__Brief__
Copy out every line in which the string "Mode" occurs.

--- START OF Data in this exercise ---

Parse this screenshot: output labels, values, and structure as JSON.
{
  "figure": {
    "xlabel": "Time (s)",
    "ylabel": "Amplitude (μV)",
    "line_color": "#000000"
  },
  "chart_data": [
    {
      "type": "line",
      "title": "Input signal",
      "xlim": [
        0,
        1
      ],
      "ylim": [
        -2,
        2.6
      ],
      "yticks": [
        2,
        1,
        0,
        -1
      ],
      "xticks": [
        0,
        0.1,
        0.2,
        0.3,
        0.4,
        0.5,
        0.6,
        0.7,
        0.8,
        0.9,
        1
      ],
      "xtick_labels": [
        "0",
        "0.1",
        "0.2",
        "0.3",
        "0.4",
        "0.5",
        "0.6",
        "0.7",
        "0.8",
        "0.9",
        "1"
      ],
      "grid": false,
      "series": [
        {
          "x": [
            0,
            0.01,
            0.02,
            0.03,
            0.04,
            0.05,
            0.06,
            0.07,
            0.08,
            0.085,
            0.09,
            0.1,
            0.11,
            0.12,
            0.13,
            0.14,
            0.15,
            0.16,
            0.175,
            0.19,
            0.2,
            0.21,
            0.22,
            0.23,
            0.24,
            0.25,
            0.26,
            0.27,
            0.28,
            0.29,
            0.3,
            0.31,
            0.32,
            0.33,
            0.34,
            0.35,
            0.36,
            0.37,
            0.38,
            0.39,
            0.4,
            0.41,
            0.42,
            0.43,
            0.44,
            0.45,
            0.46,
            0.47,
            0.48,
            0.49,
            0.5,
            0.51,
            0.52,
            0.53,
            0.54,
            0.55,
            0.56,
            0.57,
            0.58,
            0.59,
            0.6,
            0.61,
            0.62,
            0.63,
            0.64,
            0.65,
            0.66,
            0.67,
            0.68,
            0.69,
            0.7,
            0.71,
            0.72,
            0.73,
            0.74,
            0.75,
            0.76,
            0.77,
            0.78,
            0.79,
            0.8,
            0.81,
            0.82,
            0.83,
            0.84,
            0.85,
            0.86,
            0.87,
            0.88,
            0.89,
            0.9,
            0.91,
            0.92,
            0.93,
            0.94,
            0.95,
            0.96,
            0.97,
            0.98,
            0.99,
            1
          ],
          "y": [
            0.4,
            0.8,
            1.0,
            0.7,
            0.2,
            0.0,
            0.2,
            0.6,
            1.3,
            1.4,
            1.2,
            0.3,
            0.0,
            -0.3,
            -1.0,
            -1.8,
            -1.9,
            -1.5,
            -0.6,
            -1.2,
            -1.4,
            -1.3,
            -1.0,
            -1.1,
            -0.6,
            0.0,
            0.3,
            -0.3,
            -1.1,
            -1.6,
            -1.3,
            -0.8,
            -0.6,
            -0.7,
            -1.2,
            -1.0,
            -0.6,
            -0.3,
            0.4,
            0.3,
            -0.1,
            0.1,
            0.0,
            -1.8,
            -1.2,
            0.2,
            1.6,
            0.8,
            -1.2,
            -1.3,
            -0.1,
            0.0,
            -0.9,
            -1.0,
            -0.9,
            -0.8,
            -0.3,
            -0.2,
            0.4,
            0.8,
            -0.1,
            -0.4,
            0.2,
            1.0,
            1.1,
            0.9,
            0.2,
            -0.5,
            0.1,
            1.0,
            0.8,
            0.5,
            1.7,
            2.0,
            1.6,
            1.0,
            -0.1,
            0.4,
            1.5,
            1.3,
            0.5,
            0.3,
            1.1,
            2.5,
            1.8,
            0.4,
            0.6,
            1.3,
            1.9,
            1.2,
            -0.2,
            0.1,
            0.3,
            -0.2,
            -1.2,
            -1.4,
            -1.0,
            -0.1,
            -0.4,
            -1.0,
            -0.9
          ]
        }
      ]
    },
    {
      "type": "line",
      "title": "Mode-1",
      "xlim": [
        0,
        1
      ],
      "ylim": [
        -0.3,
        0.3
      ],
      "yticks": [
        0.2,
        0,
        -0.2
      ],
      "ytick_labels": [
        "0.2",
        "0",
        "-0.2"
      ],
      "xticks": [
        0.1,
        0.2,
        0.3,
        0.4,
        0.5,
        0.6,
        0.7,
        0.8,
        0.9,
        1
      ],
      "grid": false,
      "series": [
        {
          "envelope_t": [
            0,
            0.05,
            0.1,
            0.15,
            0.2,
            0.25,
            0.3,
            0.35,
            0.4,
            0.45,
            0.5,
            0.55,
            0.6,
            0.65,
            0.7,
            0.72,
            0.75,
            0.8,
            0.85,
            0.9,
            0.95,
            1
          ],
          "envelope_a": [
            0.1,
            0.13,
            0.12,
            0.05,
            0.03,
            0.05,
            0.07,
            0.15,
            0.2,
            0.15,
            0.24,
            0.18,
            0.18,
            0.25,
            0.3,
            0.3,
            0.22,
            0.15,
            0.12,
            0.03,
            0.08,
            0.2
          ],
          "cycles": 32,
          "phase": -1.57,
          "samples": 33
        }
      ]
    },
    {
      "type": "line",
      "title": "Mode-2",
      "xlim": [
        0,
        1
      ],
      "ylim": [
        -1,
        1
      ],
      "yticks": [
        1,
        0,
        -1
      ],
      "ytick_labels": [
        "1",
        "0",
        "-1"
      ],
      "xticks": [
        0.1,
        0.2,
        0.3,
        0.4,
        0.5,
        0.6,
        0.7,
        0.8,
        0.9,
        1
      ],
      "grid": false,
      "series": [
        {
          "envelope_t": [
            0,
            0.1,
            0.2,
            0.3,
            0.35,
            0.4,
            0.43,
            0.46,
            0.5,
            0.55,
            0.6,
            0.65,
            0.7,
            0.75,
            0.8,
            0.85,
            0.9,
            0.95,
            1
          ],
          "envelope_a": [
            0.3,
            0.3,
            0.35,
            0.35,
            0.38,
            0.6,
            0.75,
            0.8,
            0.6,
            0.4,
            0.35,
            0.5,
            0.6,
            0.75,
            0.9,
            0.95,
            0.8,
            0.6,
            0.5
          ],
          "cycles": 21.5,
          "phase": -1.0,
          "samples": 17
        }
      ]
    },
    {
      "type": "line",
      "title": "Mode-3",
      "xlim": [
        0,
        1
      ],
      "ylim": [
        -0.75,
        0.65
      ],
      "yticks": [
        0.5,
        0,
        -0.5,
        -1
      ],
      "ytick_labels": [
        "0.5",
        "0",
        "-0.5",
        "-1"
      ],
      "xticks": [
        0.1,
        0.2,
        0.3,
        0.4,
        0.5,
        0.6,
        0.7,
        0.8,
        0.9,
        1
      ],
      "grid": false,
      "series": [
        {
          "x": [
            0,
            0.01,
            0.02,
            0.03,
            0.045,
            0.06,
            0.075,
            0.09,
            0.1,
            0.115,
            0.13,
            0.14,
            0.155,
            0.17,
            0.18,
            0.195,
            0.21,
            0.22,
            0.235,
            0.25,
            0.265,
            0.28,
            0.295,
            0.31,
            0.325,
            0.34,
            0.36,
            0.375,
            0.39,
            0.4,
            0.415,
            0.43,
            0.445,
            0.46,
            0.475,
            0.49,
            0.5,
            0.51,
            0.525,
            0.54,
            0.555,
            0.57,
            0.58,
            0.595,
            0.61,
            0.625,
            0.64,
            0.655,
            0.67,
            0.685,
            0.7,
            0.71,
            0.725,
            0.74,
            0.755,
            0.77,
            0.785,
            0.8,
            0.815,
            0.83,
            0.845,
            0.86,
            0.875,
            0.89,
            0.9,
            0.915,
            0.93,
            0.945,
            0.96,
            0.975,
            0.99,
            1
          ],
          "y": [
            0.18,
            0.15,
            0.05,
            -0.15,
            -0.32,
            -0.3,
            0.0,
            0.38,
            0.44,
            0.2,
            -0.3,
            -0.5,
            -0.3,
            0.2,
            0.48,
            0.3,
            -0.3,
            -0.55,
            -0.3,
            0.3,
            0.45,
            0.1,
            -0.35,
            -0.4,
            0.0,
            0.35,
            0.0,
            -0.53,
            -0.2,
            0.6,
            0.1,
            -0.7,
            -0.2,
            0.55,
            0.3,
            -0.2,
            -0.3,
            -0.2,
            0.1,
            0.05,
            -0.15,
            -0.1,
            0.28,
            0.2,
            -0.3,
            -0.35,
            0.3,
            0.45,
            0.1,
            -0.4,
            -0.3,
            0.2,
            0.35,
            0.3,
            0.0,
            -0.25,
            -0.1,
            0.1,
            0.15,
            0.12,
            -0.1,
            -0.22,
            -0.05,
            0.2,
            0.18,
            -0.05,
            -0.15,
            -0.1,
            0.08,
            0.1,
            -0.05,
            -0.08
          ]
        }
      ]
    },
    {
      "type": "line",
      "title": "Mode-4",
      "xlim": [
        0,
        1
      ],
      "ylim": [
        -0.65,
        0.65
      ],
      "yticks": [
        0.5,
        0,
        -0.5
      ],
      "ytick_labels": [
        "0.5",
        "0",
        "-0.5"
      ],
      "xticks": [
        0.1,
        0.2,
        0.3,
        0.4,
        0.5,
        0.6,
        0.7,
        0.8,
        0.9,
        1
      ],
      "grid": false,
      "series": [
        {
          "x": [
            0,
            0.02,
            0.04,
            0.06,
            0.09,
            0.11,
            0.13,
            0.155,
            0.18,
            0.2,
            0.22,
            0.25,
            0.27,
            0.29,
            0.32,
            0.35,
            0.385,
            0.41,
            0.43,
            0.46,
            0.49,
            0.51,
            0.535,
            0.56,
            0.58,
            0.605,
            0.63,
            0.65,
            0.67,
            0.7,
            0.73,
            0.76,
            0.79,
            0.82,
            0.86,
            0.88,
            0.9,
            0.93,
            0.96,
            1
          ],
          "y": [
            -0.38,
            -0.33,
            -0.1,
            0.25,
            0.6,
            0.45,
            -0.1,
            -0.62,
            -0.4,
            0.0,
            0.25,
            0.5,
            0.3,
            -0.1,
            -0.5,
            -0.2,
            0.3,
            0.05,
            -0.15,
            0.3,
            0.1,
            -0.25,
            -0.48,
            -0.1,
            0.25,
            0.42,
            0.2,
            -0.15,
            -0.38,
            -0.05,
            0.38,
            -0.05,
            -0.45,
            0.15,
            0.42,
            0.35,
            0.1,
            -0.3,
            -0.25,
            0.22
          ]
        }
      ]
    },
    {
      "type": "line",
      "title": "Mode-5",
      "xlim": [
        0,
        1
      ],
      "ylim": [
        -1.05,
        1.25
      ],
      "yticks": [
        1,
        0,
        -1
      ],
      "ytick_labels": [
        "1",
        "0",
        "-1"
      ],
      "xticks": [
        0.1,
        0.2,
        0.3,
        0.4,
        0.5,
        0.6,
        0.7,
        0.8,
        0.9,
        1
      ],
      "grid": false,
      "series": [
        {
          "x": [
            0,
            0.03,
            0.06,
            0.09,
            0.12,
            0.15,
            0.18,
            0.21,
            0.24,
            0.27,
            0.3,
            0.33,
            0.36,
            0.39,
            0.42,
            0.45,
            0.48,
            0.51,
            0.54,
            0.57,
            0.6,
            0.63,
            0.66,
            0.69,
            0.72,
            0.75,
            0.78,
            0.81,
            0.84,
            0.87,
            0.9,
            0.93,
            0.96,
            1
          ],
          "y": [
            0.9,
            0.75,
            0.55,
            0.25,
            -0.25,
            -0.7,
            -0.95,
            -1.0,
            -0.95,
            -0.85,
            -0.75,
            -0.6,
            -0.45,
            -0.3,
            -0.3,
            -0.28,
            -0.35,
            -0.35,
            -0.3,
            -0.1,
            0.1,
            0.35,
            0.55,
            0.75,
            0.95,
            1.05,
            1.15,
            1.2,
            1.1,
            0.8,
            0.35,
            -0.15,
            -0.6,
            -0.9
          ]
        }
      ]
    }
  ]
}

--- END OF Data in this exercise ---

__In response__
      "title": "Mode-1",
      "title": "Mode-2",
      "title": "Mode-3",
      "title": "Mode-4",
      "title": "Mode-5",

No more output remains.